_DESCRIPTION OF THE TASK_. Seek out every line containing the word "tightened", and copy each.

_MATERIAL FOR THE TASK_.
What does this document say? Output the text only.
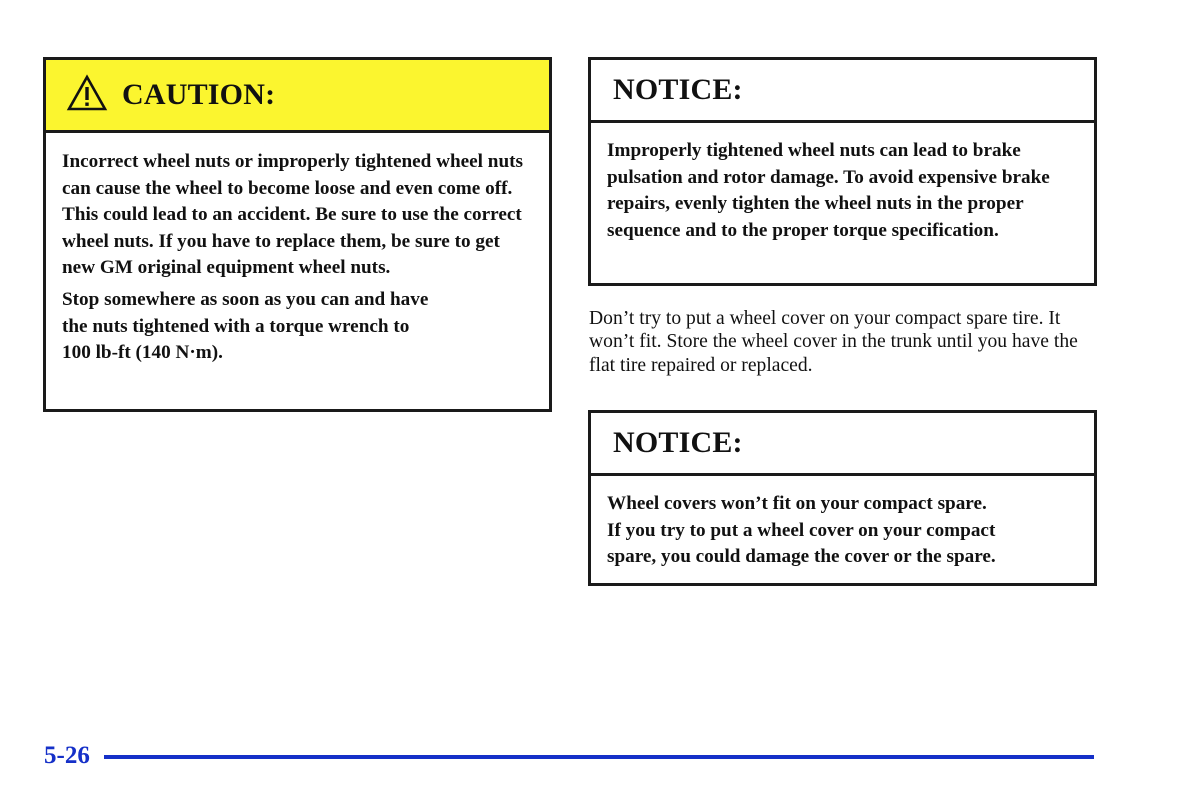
CAUTION:

Incorrect wheel nuts or improperly tightened wheel nuts can cause the wheel to become loose and even come off. This could lead to an accident. Be sure to use the correct wheel nuts. If you have to replace them, be sure to get new GM original equipment wheel nuts.

Stop somewhere as soon as you can and have
the nuts tightened with a torque wrench to
100 lb-ft (140 N·m).

NOTICE:

Improperly tightened wheel nuts can lead to brake pulsation and rotor damage. To avoid expensive brake repairs, evenly tighten the wheel nuts in the proper sequence and to the proper torque specification.

Don’t try to put a wheel cover on your compact spare tire. It won’t fit. Store the wheel cover in the trunk until you have the flat tire repaired or replaced.

NOTICE:

Wheel covers won’t fit on your compact spare.
If you try to put a wheel cover on your compact
spare, you could damage the cover or the spare.

5-26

_THE OUTPUT_.
Incorrect wheel nuts or improperly tightened wheel nuts can cause the wheel to become loose and even come off. This could lead to an accident. Be sure to use the correct wheel nuts. If you have to replace them, be sure to get new GM original equipment wheel nuts.
the nuts tightened with a torque wrench to
Improperly tightened wheel nuts can lead to brake pulsation and rotor damage. To avoid expensive brake repairs, evenly tighten the wheel nuts in the proper sequence and to the proper torque specification.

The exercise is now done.